What you will do:
Lines that contain the string "Climate" are to be copied; leave out all others.

Data:
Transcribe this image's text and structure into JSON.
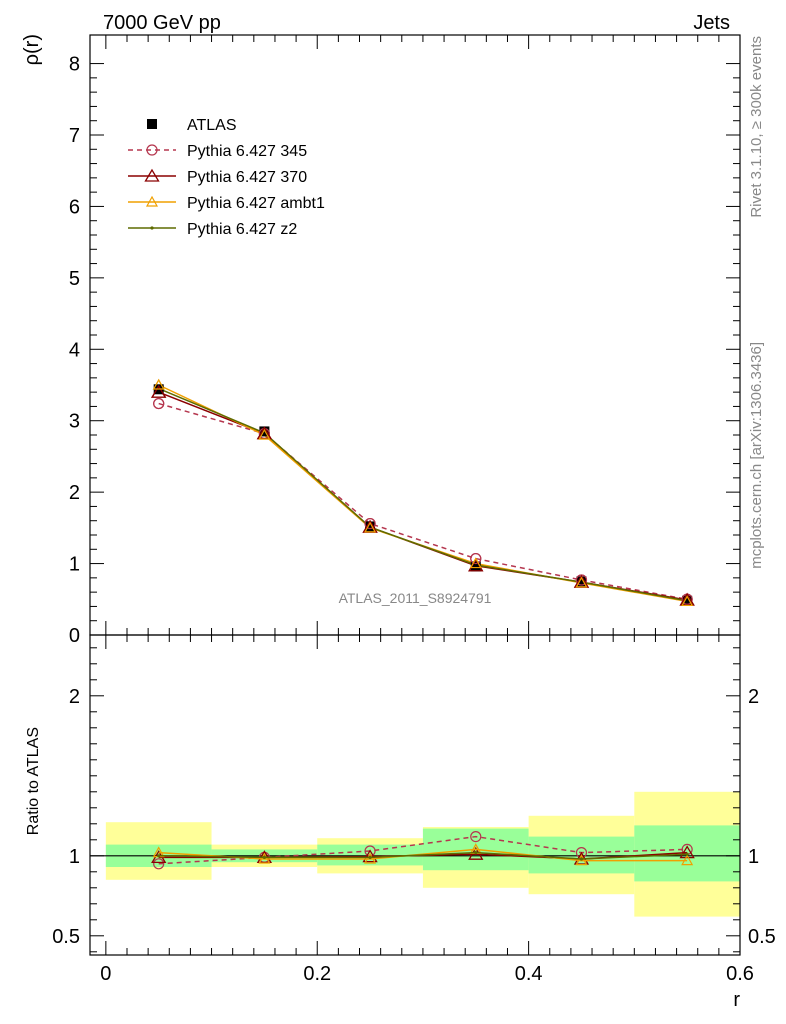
{
  "header": {
    "energy_label": "7000 GeV pp",
    "process_label": "Jets"
  },
  "side_labels": {
    "rivet": "Rivet 3.1.10, ≥ 300k events",
    "source": "mcplots.cern.ch [arXiv:1306.3436]"
  },
  "chart_data": {
    "type": "line",
    "analysis_label": "ATLAS_2011_S8924791",
    "xlabel": "r",
    "xlim": [
      -0.015,
      0.6
    ],
    "x_ticks": [
      {
        "value": 0,
        "label": "0"
      },
      {
        "value": 0.2,
        "label": "0.2"
      },
      {
        "value": 0.4,
        "label": "0.4"
      },
      {
        "value": 0.6,
        "label": "0.6"
      }
    ],
    "bin_edges": [
      0,
      0.1,
      0.2,
      0.3,
      0.4,
      0.5,
      0.6
    ],
    "x": [
      0.05,
      0.15,
      0.25,
      0.35,
      0.45,
      0.55
    ],
    "main": {
      "ylabel": "ρ(r)",
      "ylim": [
        0,
        8.4
      ],
      "y_ticks": [
        {
          "value": 0,
          "label": "0"
        },
        {
          "value": 1,
          "label": "1"
        },
        {
          "value": 2,
          "label": "2"
        },
        {
          "value": 3,
          "label": "3"
        },
        {
          "value": 4,
          "label": "4"
        },
        {
          "value": 5,
          "label": "5"
        },
        {
          "value": 6,
          "label": "6"
        },
        {
          "value": 7,
          "label": "7"
        },
        {
          "value": 8,
          "label": "8"
        }
      ],
      "data": {
        "name": "ATLAS",
        "values": [
          3.44,
          2.85,
          1.52,
          0.96,
          0.75,
          0.48
        ],
        "errors": [
          0.05,
          0.04,
          0.03,
          0.02,
          0.02,
          0.02
        ]
      },
      "series": [
        {
          "name": "Pythia 6.427 345",
          "color": "#b5364e",
          "dash": "5,4",
          "marker": "circle",
          "values": [
            3.24,
            2.82,
            1.56,
            1.07,
            0.77,
            0.5
          ]
        },
        {
          "name": "Pythia 6.427 370",
          "color": "#8b0000",
          "dash": "",
          "marker": "triangle-large",
          "values": [
            3.4,
            2.82,
            1.51,
            0.97,
            0.74,
            0.49
          ]
        },
        {
          "name": "Pythia 6.427 ambt1",
          "color": "#f0a000",
          "dash": "",
          "marker": "triangle",
          "values": [
            3.5,
            2.8,
            1.5,
            1.0,
            0.73,
            0.47
          ]
        },
        {
          "name": "Pythia 6.427 z2",
          "color": "#5e6b00",
          "dash": "",
          "marker": "dot",
          "values": [
            3.45,
            2.83,
            1.51,
            0.98,
            0.74,
            0.48
          ]
        }
      ]
    },
    "ratio": {
      "ylabel": "Ratio to ATLAS",
      "ylim": [
        0.38,
        2.38
      ],
      "y_ticks": [
        {
          "value": 0.5,
          "label": "0.5"
        },
        {
          "value": 1,
          "label": "1"
        },
        {
          "value": 2,
          "label": "2"
        }
      ],
      "band_outer": [
        [
          0.85,
          1.21
        ],
        [
          0.93,
          1.07
        ],
        [
          0.89,
          1.11
        ],
        [
          0.8,
          1.18
        ],
        [
          0.76,
          1.25
        ],
        [
          0.62,
          1.4
        ]
      ],
      "band_inner": [
        [
          0.93,
          1.07
        ],
        [
          0.96,
          1.04
        ],
        [
          0.94,
          1.07
        ],
        [
          0.91,
          1.17
        ],
        [
          0.89,
          1.12
        ],
        [
          0.84,
          1.19
        ]
      ],
      "series": [
        {
          "name": "Pythia 6.427 345",
          "values": [
            0.95,
            0.99,
            1.03,
            1.12,
            1.02,
            1.04
          ]
        },
        {
          "name": "Pythia 6.427 370",
          "values": [
            0.99,
            0.99,
            0.995,
            1.01,
            0.98,
            1.02
          ]
        },
        {
          "name": "Pythia 6.427 ambt1",
          "values": [
            1.02,
            0.98,
            0.98,
            1.04,
            0.97,
            0.97
          ]
        },
        {
          "name": "Pythia 6.427 z2",
          "values": [
            1.0,
            0.99,
            0.99,
            1.02,
            0.98,
            1.01
          ]
        }
      ]
    },
    "colors": {
      "band_outer": "#ffff99",
      "band_inner": "#99ff99",
      "data": "#000000"
    }
  }
}
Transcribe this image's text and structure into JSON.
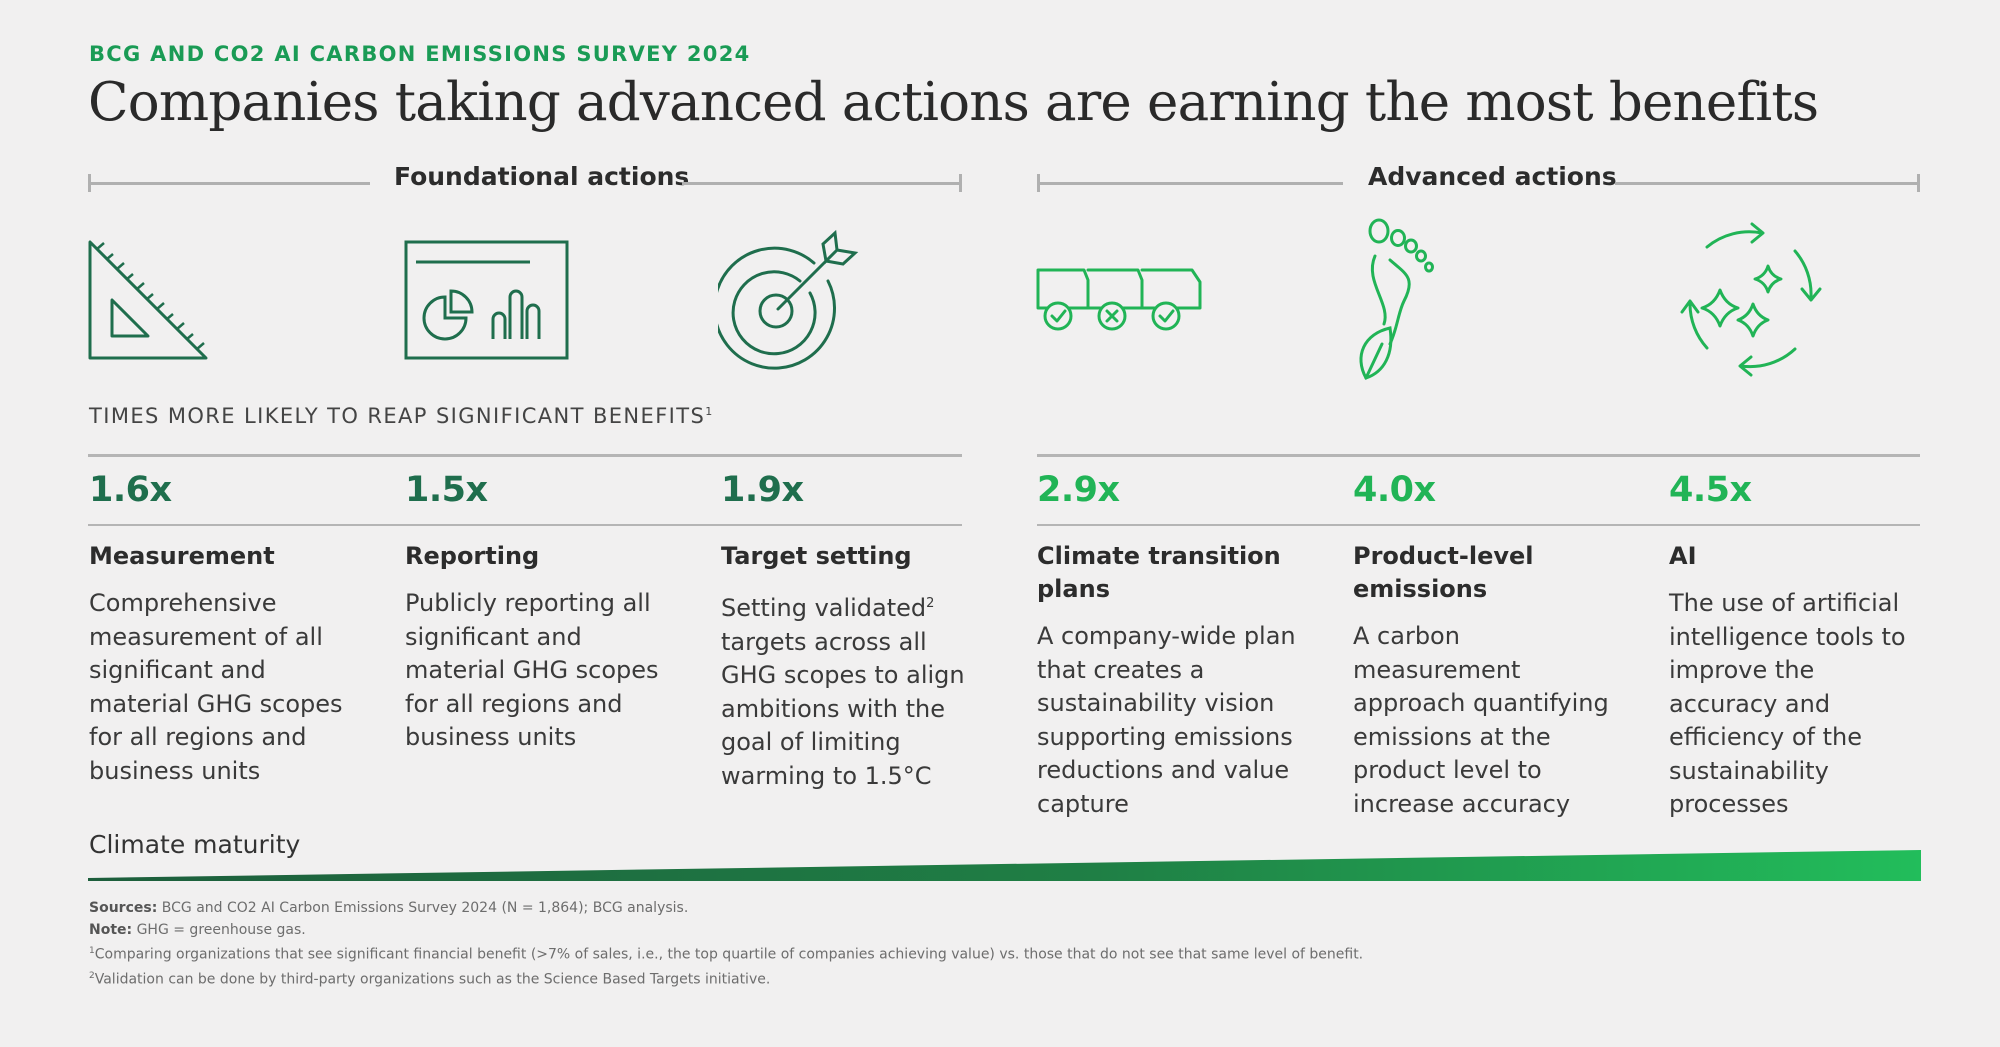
{
  "eyebrow": "BCG AND CO2 AI CARBON EMISSIONS SURVEY 2024",
  "headline": "Companies taking advanced actions are earning the most benefits",
  "groups": {
    "foundational": "Foundational actions",
    "advanced": "Advanced actions"
  },
  "subhead": {
    "text": "TIMES MORE LIKELY TO REAP SIGNIFICANT BENEFITS",
    "sup": "1"
  },
  "colors": {
    "dark_green": "#1f6e4d",
    "bright_green": "#21b456",
    "eyebrow_green": "#1a9b55"
  },
  "columns": [
    {
      "icon": "set-square-icon",
      "multiplier": "1.6x",
      "title": "Measurement",
      "desc": "Comprehensive measurement of all significant and material GHG scopes for all regions and business units"
    },
    {
      "icon": "report-dashboard-icon",
      "multiplier": "1.5x",
      "title": "Reporting",
      "desc": "Publicly reporting all significant and material GHG scopes for all regions and business units"
    },
    {
      "icon": "target-arrow-icon",
      "multiplier": "1.9x",
      "title": "Target setting",
      "desc_a": "Setting validated",
      "desc_sup": "2",
      "desc_b": " targets across all GHG scopes to align ambitions with the goal of limiting warming to 1.5°C"
    },
    {
      "icon": "truck-checks-icon",
      "multiplier": "2.9x",
      "title": "Climate transition plans",
      "desc": "A company-wide plan that creates a sustainability vision supporting emissions reductions and value capture"
    },
    {
      "icon": "footprint-leaf-icon",
      "multiplier": "4.0x",
      "title": "Product-level emissions",
      "desc": "A carbon measurement approach quantifying emissions at the product level to increase accuracy"
    },
    {
      "icon": "ai-sparkle-cycle-icon",
      "multiplier": "4.5x",
      "title": "AI",
      "desc": "The use of artificial intelligence tools to improve the accuracy and efficiency of the sustainability processes"
    }
  ],
  "maturity_label": "Climate maturity",
  "footnotes": {
    "sources_label": "Sources:",
    "sources_text": " BCG and CO2 AI Carbon Emissions Survey 2024 (N = 1,864); BCG analysis.",
    "note_label": "Note:",
    "note_text": " GHG = greenhouse gas.",
    "fn1_mark": "1",
    "fn1_text": "Comparing organizations that see significant financial benefit (>7% of sales, i.e., the top quartile of companies achieving value) vs. those that do not see that same level of benefit.",
    "fn2_mark": "2",
    "fn2_text": "Validation can be done by third-party organizations such as the Science Based Targets initiative."
  }
}
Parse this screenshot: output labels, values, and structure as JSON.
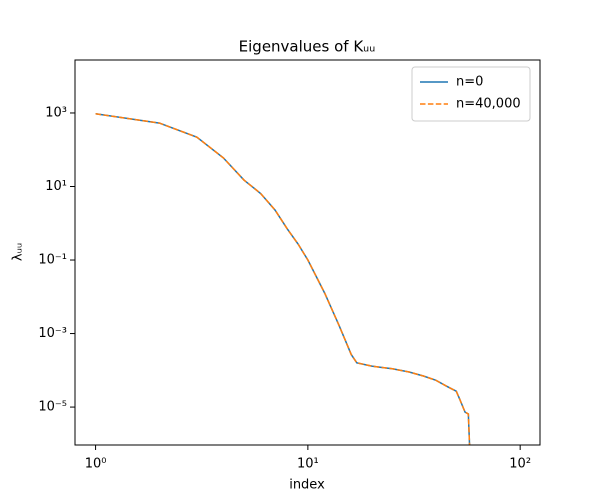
{
  "chart_data": {
    "type": "line",
    "title": "Eigenvalues of Kᵤᵤ",
    "x_label": "index",
    "y_label": "λᵤᵤ",
    "x_scale": "log",
    "y_scale": "log",
    "x": [
      1,
      2,
      3,
      4,
      5,
      6,
      7,
      8,
      9,
      10,
      12,
      14,
      15,
      16,
      17,
      20,
      25,
      30,
      35,
      40,
      45,
      50,
      52,
      55,
      57,
      58
    ],
    "series": [
      {
        "name": "n=0",
        "color": "#1f77b4",
        "linestyle": "solid",
        "values": [
          950,
          530,
          220,
          60,
          15,
          6.4,
          2.3,
          0.7,
          0.27,
          0.1,
          0.0126,
          0.0017,
          0.00066,
          0.00027,
          0.00016,
          0.00013,
          0.00011,
          9e-05,
          7e-05,
          5.4e-05,
          3.7e-05,
          2.7e-05,
          1.6e-05,
          7.3e-06,
          6.5e-06,
          5e-07
        ]
      },
      {
        "name": "n=40,000",
        "color": "#ff7f0e",
        "linestyle": "dashed",
        "values": [
          950,
          530,
          220,
          60,
          15,
          6.4,
          2.3,
          0.7,
          0.27,
          0.1,
          0.0126,
          0.0017,
          0.00066,
          0.00027,
          0.00016,
          0.00013,
          0.00011,
          9e-05,
          7e-05,
          5.4e-05,
          3.7e-05,
          2.7e-05,
          1.6e-05,
          7.3e-06,
          6.5e-06,
          5e-07
        ]
      }
    ],
    "xlim": [
      0.8,
      124
    ],
    "ylim": [
      9.3e-07,
      27600
    ],
    "xticks": [
      {
        "value": 1,
        "label": "10⁰"
      },
      {
        "value": 10,
        "label": "10¹"
      },
      {
        "value": 100,
        "label": "10²"
      }
    ],
    "yticks": [
      {
        "value": 1e-05,
        "label": "10⁻⁵"
      },
      {
        "value": 0.001,
        "label": "10⁻³"
      },
      {
        "value": 0.1,
        "label": "10⁻¹"
      },
      {
        "value": 10,
        "label": "10¹"
      },
      {
        "value": 1000,
        "label": "10³"
      }
    ],
    "grid": false,
    "legend": "upper right"
  }
}
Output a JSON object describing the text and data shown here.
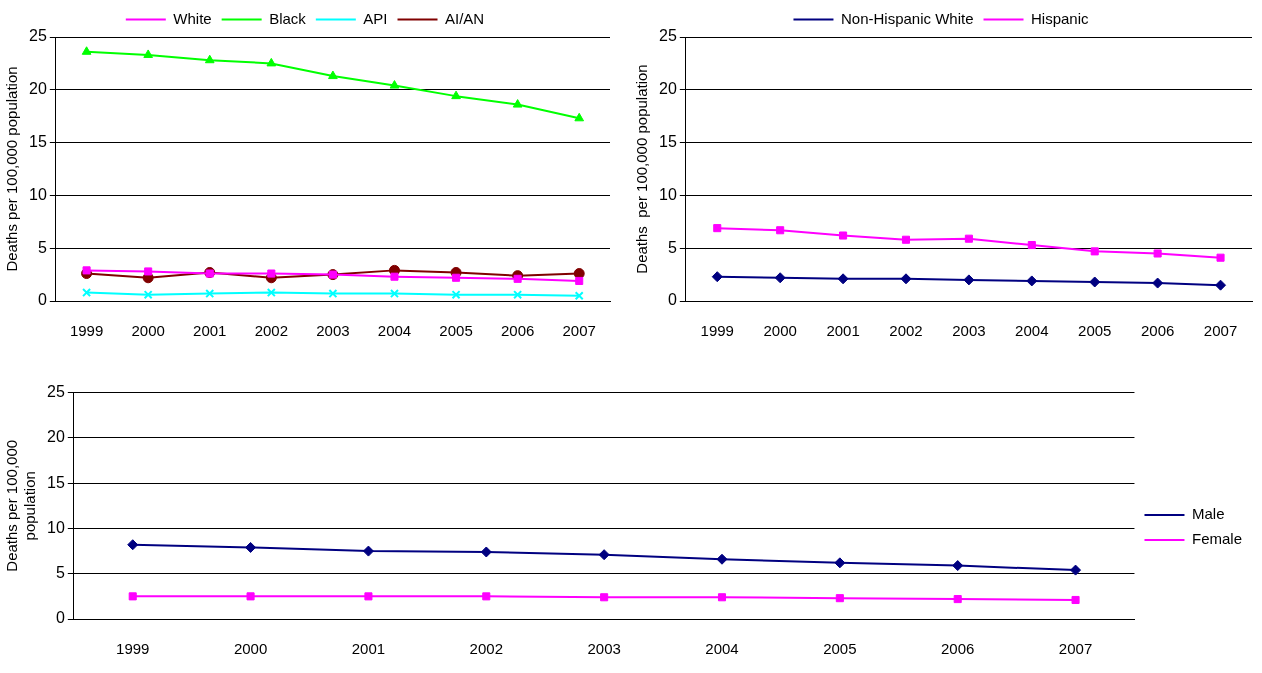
{
  "chart_data": [
    {
      "type": "line",
      "ylabel": "Deaths per 100,000 population",
      "categories": [
        "1999",
        "2000",
        "2001",
        "2002",
        "2003",
        "2004",
        "2005",
        "2006",
        "2007"
      ],
      "series": [
        {
          "name": "White",
          "color": "#ff00ff",
          "marker": "square",
          "values": [
            2.9,
            2.8,
            2.6,
            2.6,
            2.5,
            2.3,
            2.2,
            2.1,
            1.9
          ]
        },
        {
          "name": "Black",
          "color": "#00ff00",
          "marker": "triangle",
          "values": [
            23.6,
            23.3,
            22.8,
            22.5,
            21.3,
            20.4,
            19.4,
            18.6,
            17.3
          ]
        },
        {
          "name": "API",
          "color": "#00ffff",
          "marker": "cross",
          "values": [
            0.8,
            0.6,
            0.7,
            0.8,
            0.7,
            0.7,
            0.6,
            0.6,
            0.5
          ]
        },
        {
          "name": "AI/AN",
          "color": "#800000",
          "marker": "circle",
          "values": [
            2.6,
            2.2,
            2.7,
            2.2,
            2.5,
            2.9,
            2.7,
            2.4,
            2.6
          ]
        }
      ],
      "ylim": [
        0,
        25
      ],
      "yticks": [
        0,
        5,
        10,
        15,
        20,
        25
      ],
      "grid": "y",
      "legend": "top",
      "line_style": "solid"
    },
    {
      "type": "line",
      "ylabel": "Deaths  per 100,000 population",
      "categories": [
        "1999",
        "2000",
        "2001",
        "2002",
        "2003",
        "2004",
        "2005",
        "2006",
        "2007"
      ],
      "series": [
        {
          "name": "Non-Hispanic White",
          "color": "#000080",
          "marker": "diamond",
          "values": [
            2.3,
            2.2,
            2.1,
            2.1,
            2.0,
            1.9,
            1.8,
            1.7,
            1.5
          ]
        },
        {
          "name": "Hispanic",
          "color": "#ff00ff",
          "marker": "square",
          "values": [
            6.9,
            6.7,
            6.2,
            5.8,
            5.9,
            5.3,
            4.7,
            4.5,
            4.1
          ]
        }
      ],
      "ylim": [
        0,
        25
      ],
      "yticks": [
        0,
        5,
        10,
        15,
        20,
        25
      ],
      "grid": "y",
      "legend": "top",
      "line_style": "solid"
    },
    {
      "type": "line",
      "ylabel": "Deaths per 100,000\npopulation",
      "categories": [
        "1999",
        "2000",
        "2001",
        "2002",
        "2003",
        "2004",
        "2005",
        "2006",
        "2007"
      ],
      "series": [
        {
          "name": "Male",
          "color": "#000080",
          "marker": "diamond",
          "values": [
            8.2,
            7.9,
            7.5,
            7.4,
            7.1,
            6.6,
            6.2,
            5.9,
            5.4
          ]
        },
        {
          "name": "Female",
          "color": "#ff00ff",
          "marker": "square",
          "values": [
            2.5,
            2.5,
            2.5,
            2.5,
            2.4,
            2.4,
            2.3,
            2.2,
            2.1
          ]
        }
      ],
      "ylim": [
        0,
        25
      ],
      "yticks": [
        0,
        5,
        10,
        15,
        20,
        25
      ],
      "grid": "y",
      "legend": "right",
      "line_style": "solid"
    }
  ]
}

Result of this exercise:
      "title": "Climate transition plans",
  "maturity_label": "Climate maturity",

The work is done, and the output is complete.